**Aim of the task:** Drop the images; return everything else in the listing below exactly.

** Begin Data entries **

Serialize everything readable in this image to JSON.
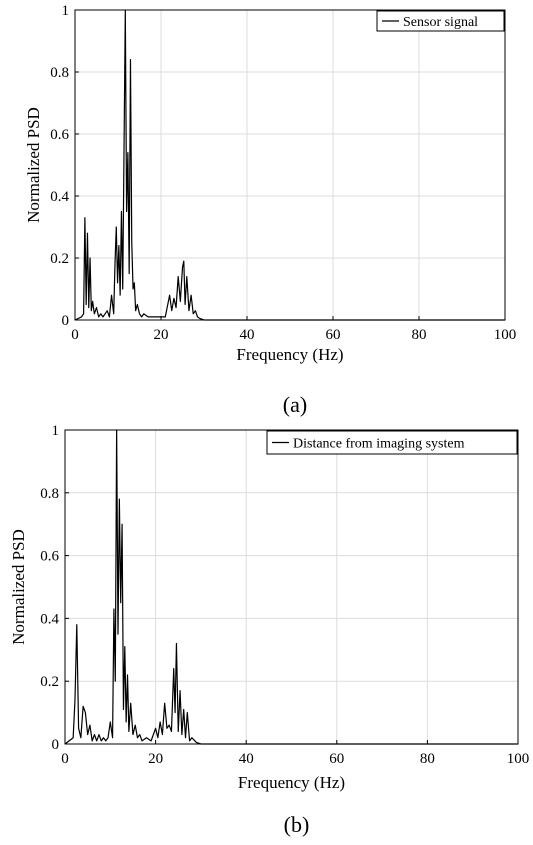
{
  "chart_data": [
    {
      "type": "line",
      "panel_label": "(a)",
      "xlabel": "Frequency (Hz)",
      "ylabel": "Normalized PSD",
      "xlim": [
        0,
        100
      ],
      "ylim": [
        0,
        1
      ],
      "xticks": [
        0,
        20,
        40,
        60,
        80,
        100
      ],
      "yticks": [
        0,
        0.2,
        0.4,
        0.6,
        0.8,
        1
      ],
      "xtick_labels": [
        "0",
        "20",
        "40",
        "60",
        "80",
        "100"
      ],
      "ytick_labels": [
        "0",
        "0.2",
        "0.4",
        "0.6",
        "0.8",
        "1"
      ],
      "grid": true,
      "legend_position": "top-right",
      "series": [
        {
          "name": "Sensor signal",
          "color": "#000000",
          "x": [
            0,
            1.5,
            2.0,
            2.3,
            2.6,
            2.9,
            3.2,
            3.5,
            3.8,
            4.1,
            4.5,
            5.0,
            5.5,
            6.0,
            6.5,
            7.0,
            7.5,
            8.0,
            8.5,
            9.0,
            9.3,
            9.6,
            9.9,
            10.2,
            10.5,
            10.8,
            11.1,
            11.4,
            11.7,
            12.0,
            12.3,
            12.6,
            12.9,
            13.2,
            13.5,
            13.8,
            14.1,
            14.5,
            15.0,
            15.5,
            16.0,
            17.0,
            18.0,
            19.0,
            20.0,
            21.0,
            22.0,
            22.5,
            23.0,
            23.5,
            24.0,
            24.5,
            25.0,
            25.3,
            25.6,
            26.0,
            26.5,
            27.0,
            27.5,
            28.0,
            28.5,
            29.0,
            30.0,
            35.0,
            40.0,
            60.0,
            80.0,
            100.0
          ],
          "y": [
            0,
            0.01,
            0.02,
            0.33,
            0.05,
            0.28,
            0.04,
            0.2,
            0.03,
            0.06,
            0.02,
            0.04,
            0.01,
            0.02,
            0.01,
            0.02,
            0.03,
            0.01,
            0.08,
            0.02,
            0.18,
            0.3,
            0.12,
            0.24,
            0.08,
            0.35,
            0.1,
            0.55,
            1.0,
            0.35,
            0.54,
            0.15,
            0.84,
            0.25,
            0.1,
            0.12,
            0.03,
            0.05,
            0.02,
            0.01,
            0.02,
            0.01,
            0.01,
            0.01,
            0.01,
            0.01,
            0.08,
            0.03,
            0.07,
            0.04,
            0.14,
            0.06,
            0.17,
            0.19,
            0.05,
            0.14,
            0.03,
            0.08,
            0.02,
            0.03,
            0.01,
            0.005,
            0,
            0,
            0,
            0,
            0,
            0
          ]
        }
      ]
    },
    {
      "type": "line",
      "panel_label": "(b)",
      "xlabel": "Frequency (Hz)",
      "ylabel": "Normalized PSD",
      "xlim": [
        0,
        100
      ],
      "ylim": [
        0,
        1
      ],
      "xticks": [
        0,
        20,
        40,
        60,
        80,
        100
      ],
      "yticks": [
        0,
        0.2,
        0.4,
        0.6,
        0.8,
        1
      ],
      "xtick_labels": [
        "0",
        "20",
        "40",
        "60",
        "80",
        "100"
      ],
      "ytick_labels": [
        "0",
        "0.2",
        "0.4",
        "0.6",
        "0.8",
        "1"
      ],
      "grid": true,
      "legend_position": "top-right",
      "series": [
        {
          "name": "Distance from imaging system",
          "color": "#000000",
          "x": [
            0,
            1.8,
            2.2,
            2.6,
            3.0,
            3.5,
            4.0,
            4.5,
            5.0,
            5.5,
            6.0,
            6.5,
            7.0,
            7.5,
            8.0,
            8.5,
            9.0,
            9.5,
            10.0,
            10.5,
            10.8,
            11.1,
            11.4,
            11.7,
            12.0,
            12.3,
            12.6,
            12.9,
            13.2,
            13.5,
            13.8,
            14.1,
            14.5,
            15.0,
            15.5,
            16.0,
            16.5,
            17.0,
            18.0,
            19.0,
            20.0,
            20.5,
            21.0,
            21.5,
            22.0,
            22.5,
            23.0,
            23.5,
            24.0,
            24.3,
            24.6,
            25.0,
            25.4,
            25.8,
            26.2,
            26.6,
            27.0,
            27.5,
            28.0,
            29.0,
            30.0,
            40.0,
            60.0,
            80.0,
            100.0
          ],
          "y": [
            0,
            0.02,
            0.14,
            0.38,
            0.05,
            0.02,
            0.12,
            0.1,
            0.03,
            0.06,
            0.01,
            0.03,
            0.01,
            0.03,
            0.01,
            0.02,
            0.01,
            0.02,
            0.07,
            0.02,
            0.43,
            0.2,
            1.0,
            0.35,
            0.78,
            0.45,
            0.7,
            0.11,
            0.31,
            0.07,
            0.22,
            0.04,
            0.13,
            0.03,
            0.06,
            0.02,
            0.03,
            0.01,
            0.02,
            0.01,
            0.05,
            0.02,
            0.07,
            0.03,
            0.13,
            0.05,
            0.06,
            0.04,
            0.24,
            0.1,
            0.32,
            0.04,
            0.17,
            0.03,
            0.11,
            0.02,
            0.1,
            0.01,
            0.02,
            0.005,
            0,
            0,
            0,
            0,
            0
          ]
        }
      ]
    }
  ]
}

** End Data entries **

**Complete answer:**
Serialize everything readable in this image to JSON.
{
  "chart_data": [
    {
      "type": "line",
      "panel_label": "(a)",
      "xlabel": "Frequency (Hz)",
      "ylabel": "Normalized PSD",
      "xlim": [
        0,
        100
      ],
      "ylim": [
        0,
        1
      ],
      "xticks": [
        0,
        20,
        40,
        60,
        80,
        100
      ],
      "yticks": [
        0,
        0.2,
        0.4,
        0.6,
        0.8,
        1
      ],
      "xtick_labels": [
        "0",
        "20",
        "40",
        "60",
        "80",
        "100"
      ],
      "ytick_labels": [
        "0",
        "0.2",
        "0.4",
        "0.6",
        "0.8",
        "1"
      ],
      "grid": true,
      "legend_position": "top-right",
      "series": [
        {
          "name": "Sensor signal",
          "color": "#000000",
          "x": [
            0,
            1.5,
            2.0,
            2.3,
            2.6,
            2.9,
            3.2,
            3.5,
            3.8,
            4.1,
            4.5,
            5.0,
            5.5,
            6.0,
            6.5,
            7.0,
            7.5,
            8.0,
            8.5,
            9.0,
            9.3,
            9.6,
            9.9,
            10.2,
            10.5,
            10.8,
            11.1,
            11.4,
            11.7,
            12.0,
            12.3,
            12.6,
            12.9,
            13.2,
            13.5,
            13.8,
            14.1,
            14.5,
            15.0,
            15.5,
            16.0,
            17.0,
            18.0,
            19.0,
            20.0,
            21.0,
            22.0,
            22.5,
            23.0,
            23.5,
            24.0,
            24.5,
            25.0,
            25.3,
            25.6,
            26.0,
            26.5,
            27.0,
            27.5,
            28.0,
            28.5,
            29.0,
            30.0,
            35.0,
            40.0,
            60.0,
            80.0,
            100.0
          ],
          "y": [
            0,
            0.01,
            0.02,
            0.33,
            0.05,
            0.28,
            0.04,
            0.2,
            0.03,
            0.06,
            0.02,
            0.04,
            0.01,
            0.02,
            0.01,
            0.02,
            0.03,
            0.01,
            0.08,
            0.02,
            0.18,
            0.3,
            0.12,
            0.24,
            0.08,
            0.35,
            0.1,
            0.55,
            1.0,
            0.35,
            0.54,
            0.15,
            0.84,
            0.25,
            0.1,
            0.12,
            0.03,
            0.05,
            0.02,
            0.01,
            0.02,
            0.01,
            0.01,
            0.01,
            0.01,
            0.01,
            0.08,
            0.03,
            0.07,
            0.04,
            0.14,
            0.06,
            0.17,
            0.19,
            0.05,
            0.14,
            0.03,
            0.08,
            0.02,
            0.03,
            0.01,
            0.005,
            0,
            0,
            0,
            0,
            0,
            0
          ]
        }
      ]
    },
    {
      "type": "line",
      "panel_label": "(b)",
      "xlabel": "Frequency (Hz)",
      "ylabel": "Normalized PSD",
      "xlim": [
        0,
        100
      ],
      "ylim": [
        0,
        1
      ],
      "xticks": [
        0,
        20,
        40,
        60,
        80,
        100
      ],
      "yticks": [
        0,
        0.2,
        0.4,
        0.6,
        0.8,
        1
      ],
      "xtick_labels": [
        "0",
        "20",
        "40",
        "60",
        "80",
        "100"
      ],
      "ytick_labels": [
        "0",
        "0.2",
        "0.4",
        "0.6",
        "0.8",
        "1"
      ],
      "grid": true,
      "legend_position": "top-right",
      "series": [
        {
          "name": "Distance from imaging system",
          "color": "#000000",
          "x": [
            0,
            1.8,
            2.2,
            2.6,
            3.0,
            3.5,
            4.0,
            4.5,
            5.0,
            5.5,
            6.0,
            6.5,
            7.0,
            7.5,
            8.0,
            8.5,
            9.0,
            9.5,
            10.0,
            10.5,
            10.8,
            11.1,
            11.4,
            11.7,
            12.0,
            12.3,
            12.6,
            12.9,
            13.2,
            13.5,
            13.8,
            14.1,
            14.5,
            15.0,
            15.5,
            16.0,
            16.5,
            17.0,
            18.0,
            19.0,
            20.0,
            20.5,
            21.0,
            21.5,
            22.0,
            22.5,
            23.0,
            23.5,
            24.0,
            24.3,
            24.6,
            25.0,
            25.4,
            25.8,
            26.2,
            26.6,
            27.0,
            27.5,
            28.0,
            29.0,
            30.0,
            40.0,
            60.0,
            80.0,
            100.0
          ],
          "y": [
            0,
            0.02,
            0.14,
            0.38,
            0.05,
            0.02,
            0.12,
            0.1,
            0.03,
            0.06,
            0.01,
            0.03,
            0.01,
            0.03,
            0.01,
            0.02,
            0.01,
            0.02,
            0.07,
            0.02,
            0.43,
            0.2,
            1.0,
            0.35,
            0.78,
            0.45,
            0.7,
            0.11,
            0.31,
            0.07,
            0.22,
            0.04,
            0.13,
            0.03,
            0.06,
            0.02,
            0.03,
            0.01,
            0.02,
            0.01,
            0.05,
            0.02,
            0.07,
            0.03,
            0.13,
            0.05,
            0.06,
            0.04,
            0.24,
            0.1,
            0.32,
            0.04,
            0.17,
            0.03,
            0.11,
            0.02,
            0.1,
            0.01,
            0.02,
            0.005,
            0,
            0,
            0,
            0,
            0
          ]
        }
      ]
    }
  ]
}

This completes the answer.